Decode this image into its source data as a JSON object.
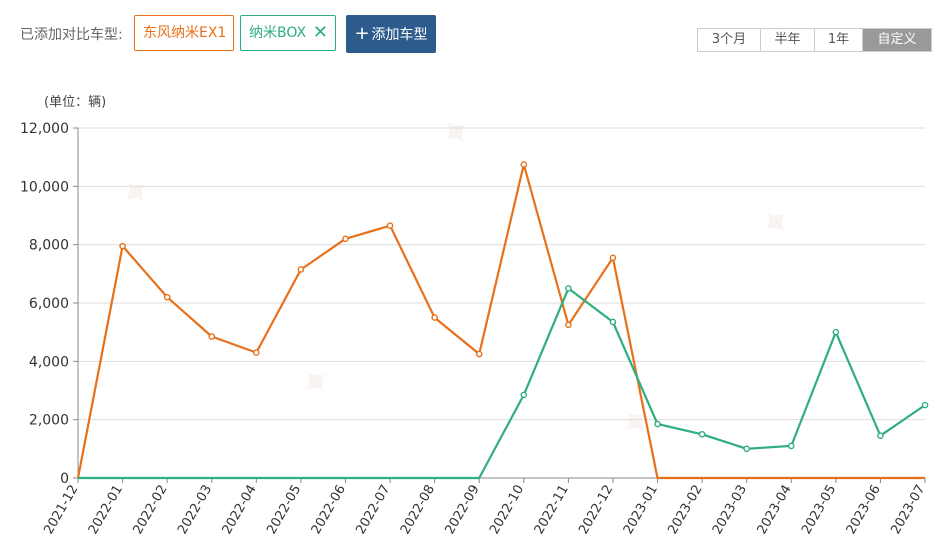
{
  "toolbar": {
    "compare_label": "已添加对比车型:",
    "models": [
      "东风纳米EX1",
      "纳米BOX"
    ],
    "remove_icon": "close-icon",
    "add_button_label": "添加车型",
    "add_icon": "plus-icon",
    "ranges": [
      "3个月",
      "半年",
      "1年",
      "自定义"
    ],
    "active_range": "自定义"
  },
  "chart_data": {
    "type": "line",
    "unit_label": "(单位：辆)",
    "title": "",
    "xlabel": "",
    "ylabel": "",
    "ylim": [
      0,
      12000
    ],
    "yticks": [
      "0",
      "2,000",
      "4,000",
      "6,000",
      "8,000",
      "10,000",
      "12,000"
    ],
    "grid": true,
    "legend": "none",
    "categories": [
      "2021-12",
      "2022-01",
      "2022-02",
      "2022-03",
      "2022-04",
      "2022-05",
      "2022-06",
      "2022-07",
      "2022-08",
      "2022-09",
      "2022-10",
      "2022-11",
      "2022-12",
      "2023-01",
      "2023-02",
      "2023-03",
      "2023-04",
      "2023-05",
      "2023-06",
      "2023-07"
    ],
    "series": [
      {
        "name": "东风纳米EX1",
        "color": "#e8701a",
        "values": [
          0,
          7950,
          6200,
          4850,
          4300,
          7150,
          8200,
          8650,
          5500,
          4250,
          10750,
          5250,
          7550,
          0,
          0,
          0,
          0,
          0,
          0,
          0
        ]
      },
      {
        "name": "纳米BOX",
        "color": "#2fae80",
        "values": [
          0,
          0,
          0,
          0,
          0,
          0,
          0,
          0,
          0,
          0,
          2850,
          6500,
          5350,
          1850,
          1500,
          1000,
          1100,
          5000,
          1450,
          2500
        ]
      }
    ]
  }
}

◇ ◇ ◇ ◇

Transcribe every entry above exactly. Omit all pictures.

Decode this image into its source data as a JSON object.
{
  "toolbar": {
    "compare_label": "已添加对比车型:",
    "models": [
      "东风纳米EX1",
      "纳米BOX"
    ],
    "remove_icon": "close-icon",
    "add_button_label": "添加车型",
    "add_icon": "plus-icon",
    "ranges": [
      "3个月",
      "半年",
      "1年",
      "自定义"
    ],
    "active_range": "自定义"
  },
  "chart_data": {
    "type": "line",
    "unit_label": "(单位：辆)",
    "title": "",
    "xlabel": "",
    "ylabel": "",
    "ylim": [
      0,
      12000
    ],
    "yticks": [
      "0",
      "2,000",
      "4,000",
      "6,000",
      "8,000",
      "10,000",
      "12,000"
    ],
    "grid": true,
    "legend": "none",
    "categories": [
      "2021-12",
      "2022-01",
      "2022-02",
      "2022-03",
      "2022-04",
      "2022-05",
      "2022-06",
      "2022-07",
      "2022-08",
      "2022-09",
      "2022-10",
      "2022-11",
      "2022-12",
      "2023-01",
      "2023-02",
      "2023-03",
      "2023-04",
      "2023-05",
      "2023-06",
      "2023-07"
    ],
    "series": [
      {
        "name": "东风纳米EX1",
        "color": "#e8701a",
        "values": [
          0,
          7950,
          6200,
          4850,
          4300,
          7150,
          8200,
          8650,
          5500,
          4250,
          10750,
          5250,
          7550,
          0,
          0,
          0,
          0,
          0,
          0,
          0
        ]
      },
      {
        "name": "纳米BOX",
        "color": "#2fae80",
        "values": [
          0,
          0,
          0,
          0,
          0,
          0,
          0,
          0,
          0,
          0,
          2850,
          6500,
          5350,
          1850,
          1500,
          1000,
          1100,
          5000,
          1450,
          2500
        ]
      }
    ]
  }
}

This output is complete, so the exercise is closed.